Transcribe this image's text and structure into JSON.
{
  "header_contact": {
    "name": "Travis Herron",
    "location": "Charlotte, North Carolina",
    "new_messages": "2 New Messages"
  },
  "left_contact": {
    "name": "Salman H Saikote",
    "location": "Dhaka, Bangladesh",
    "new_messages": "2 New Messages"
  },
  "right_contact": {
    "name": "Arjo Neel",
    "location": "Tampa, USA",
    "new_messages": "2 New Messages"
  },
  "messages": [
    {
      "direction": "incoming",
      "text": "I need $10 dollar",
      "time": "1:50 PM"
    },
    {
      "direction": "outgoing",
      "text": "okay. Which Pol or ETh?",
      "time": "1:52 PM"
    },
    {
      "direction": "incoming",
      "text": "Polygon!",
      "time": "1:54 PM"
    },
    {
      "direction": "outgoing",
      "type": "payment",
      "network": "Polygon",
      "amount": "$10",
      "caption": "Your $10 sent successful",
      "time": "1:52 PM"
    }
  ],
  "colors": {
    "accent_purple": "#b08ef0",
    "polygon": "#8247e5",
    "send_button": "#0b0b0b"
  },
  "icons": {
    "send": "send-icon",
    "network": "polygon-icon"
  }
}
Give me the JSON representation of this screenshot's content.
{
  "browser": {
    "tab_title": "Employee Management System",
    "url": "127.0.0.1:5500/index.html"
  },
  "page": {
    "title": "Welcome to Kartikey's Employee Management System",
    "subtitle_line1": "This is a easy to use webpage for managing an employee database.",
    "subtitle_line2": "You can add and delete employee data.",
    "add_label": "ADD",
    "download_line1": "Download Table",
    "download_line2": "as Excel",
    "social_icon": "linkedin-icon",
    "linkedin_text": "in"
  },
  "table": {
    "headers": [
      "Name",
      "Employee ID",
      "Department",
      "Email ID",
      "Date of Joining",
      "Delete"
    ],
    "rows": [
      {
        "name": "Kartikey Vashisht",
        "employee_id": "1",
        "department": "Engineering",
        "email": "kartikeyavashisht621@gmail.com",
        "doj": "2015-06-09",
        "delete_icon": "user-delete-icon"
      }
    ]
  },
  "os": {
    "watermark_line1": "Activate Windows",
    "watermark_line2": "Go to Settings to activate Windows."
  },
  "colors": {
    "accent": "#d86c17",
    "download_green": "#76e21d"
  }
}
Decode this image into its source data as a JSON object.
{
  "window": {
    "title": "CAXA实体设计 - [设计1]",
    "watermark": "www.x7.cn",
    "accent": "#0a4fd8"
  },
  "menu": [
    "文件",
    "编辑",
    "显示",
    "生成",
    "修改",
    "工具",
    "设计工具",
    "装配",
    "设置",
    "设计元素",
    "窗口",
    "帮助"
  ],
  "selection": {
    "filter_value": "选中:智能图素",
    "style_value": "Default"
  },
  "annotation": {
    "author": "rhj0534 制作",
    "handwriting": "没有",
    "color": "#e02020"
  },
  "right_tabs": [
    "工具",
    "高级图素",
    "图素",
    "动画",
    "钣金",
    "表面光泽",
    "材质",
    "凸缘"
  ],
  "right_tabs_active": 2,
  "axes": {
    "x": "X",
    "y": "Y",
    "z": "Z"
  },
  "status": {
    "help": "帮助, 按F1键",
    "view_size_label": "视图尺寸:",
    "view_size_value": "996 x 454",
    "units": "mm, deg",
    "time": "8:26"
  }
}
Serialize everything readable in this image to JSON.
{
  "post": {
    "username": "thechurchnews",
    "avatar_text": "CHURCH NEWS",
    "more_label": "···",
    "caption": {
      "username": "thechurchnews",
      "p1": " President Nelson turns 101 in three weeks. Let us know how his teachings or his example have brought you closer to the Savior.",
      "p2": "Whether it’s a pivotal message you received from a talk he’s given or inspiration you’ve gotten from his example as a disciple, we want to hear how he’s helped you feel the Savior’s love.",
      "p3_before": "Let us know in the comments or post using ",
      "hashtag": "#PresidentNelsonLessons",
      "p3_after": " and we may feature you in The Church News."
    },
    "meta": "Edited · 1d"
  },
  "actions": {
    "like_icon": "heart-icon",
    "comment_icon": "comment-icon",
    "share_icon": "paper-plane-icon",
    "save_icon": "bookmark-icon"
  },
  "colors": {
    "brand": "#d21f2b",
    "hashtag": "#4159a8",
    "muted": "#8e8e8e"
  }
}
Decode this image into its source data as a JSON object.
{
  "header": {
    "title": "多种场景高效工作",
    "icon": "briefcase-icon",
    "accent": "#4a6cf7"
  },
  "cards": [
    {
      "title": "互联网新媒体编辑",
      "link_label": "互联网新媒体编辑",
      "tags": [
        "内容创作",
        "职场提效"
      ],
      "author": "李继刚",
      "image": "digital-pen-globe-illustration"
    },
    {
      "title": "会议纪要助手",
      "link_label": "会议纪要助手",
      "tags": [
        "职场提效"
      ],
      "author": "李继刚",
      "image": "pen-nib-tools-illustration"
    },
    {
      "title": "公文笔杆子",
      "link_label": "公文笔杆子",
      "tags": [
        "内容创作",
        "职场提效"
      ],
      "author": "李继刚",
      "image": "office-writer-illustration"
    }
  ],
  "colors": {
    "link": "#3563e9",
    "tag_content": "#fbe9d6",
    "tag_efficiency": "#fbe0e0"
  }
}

· · · · · · ·

Write out the full listing, keeping every line exactly as it is.

Transcribe this image's text and structure into JSON.
{
  "header_contact": {
    "name": "Travis Herron",
    "location": "Charlotte, North Carolina",
    "new_messages": "2 New Messages"
  },
  "left_contact": {
    "name": "Salman H Saikote",
    "location": "Dhaka, Bangladesh",
    "new_messages": "2 New Messages"
  },
  "right_contact": {
    "name": "Arjo Neel",
    "location": "Tampa, USA",
    "new_messages": "2 New Messages"
  },
  "messages": [
    {
      "direction": "incoming",
      "text": "I need $10 dollar",
      "time": "1:50 PM"
    },
    {
      "direction": "outgoing",
      "text": "okay. Which Pol or ETh?",
      "time": "1:52 PM"
    },
    {
      "direction": "incoming",
      "text": "Polygon!",
      "time": "1:54 PM"
    },
    {
      "direction": "outgoing",
      "type": "payment",
      "network": "Polygon",
      "amount": "$10",
      "caption": "Your $10 sent successful",
      "time": "1:52 PM"
    }
  ],
  "colors": {
    "accent_purple": "#b08ef0",
    "polygon": "#8247e5",
    "send_button": "#0b0b0b"
  },
  "icons": {
    "send": "send-icon",
    "network": "polygon-icon"
  }
}
Give me the JSON representation of this screenshot's content.
{
  "browser": {
    "tab_title": "Employee Management System",
    "url": "127.0.0.1:5500/index.html"
  },
  "page": {
    "title": "Welcome to Kartikey's Employee Management System",
    "subtitle_line1": "This is a easy to use webpage for managing an employee database.",
    "subtitle_line2": "You can add and delete employee data.",
    "add_label": "ADD",
    "download_line1": "Download Table",
    "download_line2": "as Excel",
    "social_icon": "linkedin-icon",
    "linkedin_text": "in"
  },
  "table": {
    "headers": [
      "Name",
      "Employee ID",
      "Department",
      "Email ID",
      "Date of Joining",
      "Delete"
    ],
    "rows": [
      {
        "name": "Kartikey Vashisht",
        "employee_id": "1",
        "department": "Engineering",
        "email": "kartikeyavashisht621@gmail.com",
        "doj": "2015-06-09",
        "delete_icon": "user-delete-icon"
      }
    ]
  },
  "os": {
    "watermark_line1": "Activate Windows",
    "watermark_line2": "Go to Settings to activate Windows."
  },
  "colors": {
    "accent": "#d86c17",
    "download_green": "#76e21d"
  }
}
Decode this image into its source data as a JSON object.
{
  "window": {
    "title": "CAXA实体设计 - [设计1]",
    "watermark": "www.x7.cn",
    "accent": "#0a4fd8"
  },
  "menu": [
    "文件",
    "编辑",
    "显示",
    "生成",
    "修改",
    "工具",
    "设计工具",
    "装配",
    "设置",
    "设计元素",
    "窗口",
    "帮助"
  ],
  "selection": {
    "filter_value": "选中:智能图素",
    "style_value": "Default"
  },
  "annotation": {
    "author": "rhj0534 制作",
    "handwriting": "没有",
    "color": "#e02020"
  },
  "right_tabs": [
    "工具",
    "高级图素",
    "图素",
    "动画",
    "钣金",
    "表面光泽",
    "材质",
    "凸缘"
  ],
  "right_tabs_active": 2,
  "axes": {
    "x": "X",
    "y": "Y",
    "z": "Z"
  },
  "status": {
    "help": "帮助, 按F1键",
    "view_size_label": "视图尺寸:",
    "view_size_value": "996 x 454",
    "units": "mm, deg",
    "time": "8:26"
  }
}
Serialize everything readable in this image to JSON.
{
  "post": {
    "username": "thechurchnews",
    "avatar_text": "CHURCH NEWS",
    "more_label": "···",
    "caption": {
      "username": "thechurchnews",
      "p1": " President Nelson turns 101 in three weeks. Let us know how his teachings or his example have brought you closer to the Savior.",
      "p2": "Whether it’s a pivotal message you received from a talk he’s given or inspiration you’ve gotten from his example as a disciple, we want to hear how he’s helped you feel the Savior’s love.",
      "p3_before": "Let us know in the comments or post using ",
      "hashtag": "#PresidentNelsonLessons",
      "p3_after": " and we may feature you in The Church News."
    },
    "meta": "Edited · 1d"
  },
  "actions": {
    "like_icon": "heart-icon",
    "comment_icon": "comment-icon",
    "share_icon": "paper-plane-icon",
    "save_icon": "bookmark-icon"
  },
  "colors": {
    "brand": "#d21f2b",
    "hashtag": "#4159a8",
    "muted": "#8e8e8e"
  }
}
Decode this image into its source data as a JSON object.
{
  "header": {
    "title": "多种场景高效工作",
    "icon": "briefcase-icon",
    "accent": "#4a6cf7"
  },
  "cards": [
    {
      "title": "互联网新媒体编辑",
      "link_label": "互联网新媒体编辑",
      "tags": [
        "内容创作",
        "职场提效"
      ],
      "author": "李继刚",
      "image": "digital-pen-globe-illustration"
    },
    {
      "title": "会议纪要助手",
      "link_label": "会议纪要助手",
      "tags": [
        "职场提效"
      ],
      "author": "李继刚",
      "image": "pen-nib-tools-illustration"
    },
    {
      "title": "公文笔杆子",
      "link_label": "公文笔杆子",
      "tags": [
        "内容创作",
        "职场提效"
      ],
      "author": "李继刚",
      "image": "office-writer-illustration"
    }
  ],
  "colors": {
    "link": "#3563e9",
    "tag_content": "#fbe9d6",
    "tag_efficiency": "#fbe0e0"
  }
}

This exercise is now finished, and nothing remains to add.